**Set exercise**
Select the lines that hold the word "presidential" and copy each one.

Dataset entries:

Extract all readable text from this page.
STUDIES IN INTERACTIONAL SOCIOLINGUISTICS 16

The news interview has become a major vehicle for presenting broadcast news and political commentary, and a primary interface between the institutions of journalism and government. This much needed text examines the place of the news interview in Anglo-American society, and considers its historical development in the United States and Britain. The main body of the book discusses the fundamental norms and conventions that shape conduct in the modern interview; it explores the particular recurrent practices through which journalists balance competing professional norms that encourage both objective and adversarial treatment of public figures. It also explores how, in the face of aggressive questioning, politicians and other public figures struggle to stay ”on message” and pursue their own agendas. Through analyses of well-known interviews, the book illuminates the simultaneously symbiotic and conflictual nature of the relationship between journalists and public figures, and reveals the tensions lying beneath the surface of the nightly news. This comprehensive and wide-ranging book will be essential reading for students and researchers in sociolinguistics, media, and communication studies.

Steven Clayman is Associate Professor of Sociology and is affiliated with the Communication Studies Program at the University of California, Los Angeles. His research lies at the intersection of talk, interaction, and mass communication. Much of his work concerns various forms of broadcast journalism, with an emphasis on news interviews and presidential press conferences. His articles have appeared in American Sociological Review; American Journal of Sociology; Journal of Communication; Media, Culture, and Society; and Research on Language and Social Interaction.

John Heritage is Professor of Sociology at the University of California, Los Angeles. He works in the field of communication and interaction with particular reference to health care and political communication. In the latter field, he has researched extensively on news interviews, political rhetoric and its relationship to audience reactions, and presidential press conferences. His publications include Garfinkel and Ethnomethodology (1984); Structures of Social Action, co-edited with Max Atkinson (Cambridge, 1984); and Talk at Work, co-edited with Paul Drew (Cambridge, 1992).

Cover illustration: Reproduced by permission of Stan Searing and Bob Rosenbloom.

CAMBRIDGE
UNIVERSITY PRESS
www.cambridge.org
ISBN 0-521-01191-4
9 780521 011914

**Task response**
Steven Clayman is Associate Professor of Sociology and is affiliated with the Communication Studies Program at the University of California, Los Angeles. His research lies at the intersection of talk, interaction, and mass communication. Much of his work concerns various forms of broadcast journalism, with an emphasis on news interviews and presidential press conferences. His articles have appeared in American Sociological Review; American Journal of Sociology; Journal of Communication; Media, Culture, and Society; and Research on Language and Social Interaction.
John Heritage is Professor of Sociology at the University of California, Los Angeles. He works in the field of communication and interaction with particular reference to health care and political communication. In the latter field, he has researched extensively on news interviews, political rhetoric and its relationship to audience reactions, and presidential press conferences. His publications include Garfinkel and Ethnomethodology (1984); Structures of Social Action, co-edited with Max Atkinson (Cambridge, 1984); and Talk at Work, co-edited with Paul Drew (Cambridge, 1992).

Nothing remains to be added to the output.